Selection:
============

Simon continued her career at additional publications such as Sounds and New Musical Express, documenting musicians from the emerging punk rock scene. On April 23, 1976, she photographed the Sex Pistols and their manager Malcolm McLaren during the moments leading up to a concert fight with the audience at the Nashville Rooms in West Kensington, capturing the violence instrumental to the group's initial publicity. The following November, she took photographs of The Clash in an alley outside Bernard Rhodes’ Rehearsal Rehearsals in Camden, north London, one of which was used for the front cover of the group's self-titled debut album.

=== Bob Marley ===
In July 1975, Simon shot a performance by Bob Marley and The Wailers at the Lyceum Theatre in London. The next year, in 1976, she was sent to Jamaica by Chris Blackwell, the owner of Island Records, to photograph reggae artist Bunny Wailer for the promotion of his Blackheart Man album. During the trip, she also photographed Wailer's fellow reggae pioneers including Bob Marley, Peter Tosh, and Lee "Scratch" Perry. Simon captured a photograph of Marley by the pool which appeared as the front cover for his album, Kaya. The photograph was noted by Marie-Monique Robin as one of the historic images of the 20th century. Her photograph was noted in the Lens section of The New York Times by John Leland who wrote:

The photo has since made its way around the globe, perhaps unwittingly contributing to the tourism-board image that has grown around Marley. Yet there is also a vitality to the image – the sharpness of Marley's gaze, the wiry strength under the athletic suit – that is harder to possess or cuddle up to, even for a face that has become a global brand. In the frame he is both smaller and larger than his image.

============

Information given:
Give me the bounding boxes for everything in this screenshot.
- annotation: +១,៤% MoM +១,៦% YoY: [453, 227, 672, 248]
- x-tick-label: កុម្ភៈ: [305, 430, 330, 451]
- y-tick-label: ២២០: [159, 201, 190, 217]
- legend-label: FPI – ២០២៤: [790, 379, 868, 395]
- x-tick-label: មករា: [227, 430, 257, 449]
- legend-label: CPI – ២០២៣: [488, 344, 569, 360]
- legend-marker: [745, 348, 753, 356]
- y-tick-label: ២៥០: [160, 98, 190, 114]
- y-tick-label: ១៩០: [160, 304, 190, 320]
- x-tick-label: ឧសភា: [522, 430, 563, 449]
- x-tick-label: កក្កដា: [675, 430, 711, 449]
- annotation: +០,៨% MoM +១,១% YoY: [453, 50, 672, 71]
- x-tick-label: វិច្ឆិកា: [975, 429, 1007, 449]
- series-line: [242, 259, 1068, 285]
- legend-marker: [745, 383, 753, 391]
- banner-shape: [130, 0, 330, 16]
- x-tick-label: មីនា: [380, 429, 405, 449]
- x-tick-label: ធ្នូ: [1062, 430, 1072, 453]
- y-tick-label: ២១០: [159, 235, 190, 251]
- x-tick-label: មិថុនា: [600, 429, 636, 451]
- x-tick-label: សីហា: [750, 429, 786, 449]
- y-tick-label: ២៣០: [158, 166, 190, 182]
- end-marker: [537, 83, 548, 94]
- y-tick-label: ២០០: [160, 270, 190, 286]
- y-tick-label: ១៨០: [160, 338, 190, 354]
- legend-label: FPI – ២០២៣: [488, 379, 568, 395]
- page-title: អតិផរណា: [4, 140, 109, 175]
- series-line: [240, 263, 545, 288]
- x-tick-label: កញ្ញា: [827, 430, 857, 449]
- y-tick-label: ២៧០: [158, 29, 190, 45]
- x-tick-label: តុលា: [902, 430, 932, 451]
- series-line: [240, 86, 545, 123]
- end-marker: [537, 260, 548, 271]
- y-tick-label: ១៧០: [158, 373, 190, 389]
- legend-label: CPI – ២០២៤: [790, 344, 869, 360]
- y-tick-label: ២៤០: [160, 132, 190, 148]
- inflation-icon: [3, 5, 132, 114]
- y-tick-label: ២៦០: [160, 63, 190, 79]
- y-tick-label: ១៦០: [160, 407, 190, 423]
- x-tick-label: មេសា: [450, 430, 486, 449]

============

Task directions: Repeat everything in the passage on Simon's music photography from "Simon continued her" down to "self-titled debut album.", word for word.

Result of the task:
Simon continued her career at additional publications such as Sounds and New Musical Express, documenting musicians from the emerging punk rock scene. On April 23, 1976, she photographed the Sex Pistols and their manager Malcolm McLaren during the moments leading up to a concert fight with the audience at the Nashville Rooms in West Kensington, capturing the violence instrumental to the group's initial publicity. The following November, she took photographs of The Clash in an alley outside Bernard Rhodes’ Rehearsal Rehearsals in Camden, north London, one of which was used for the front cover of the group's self-titled debut album.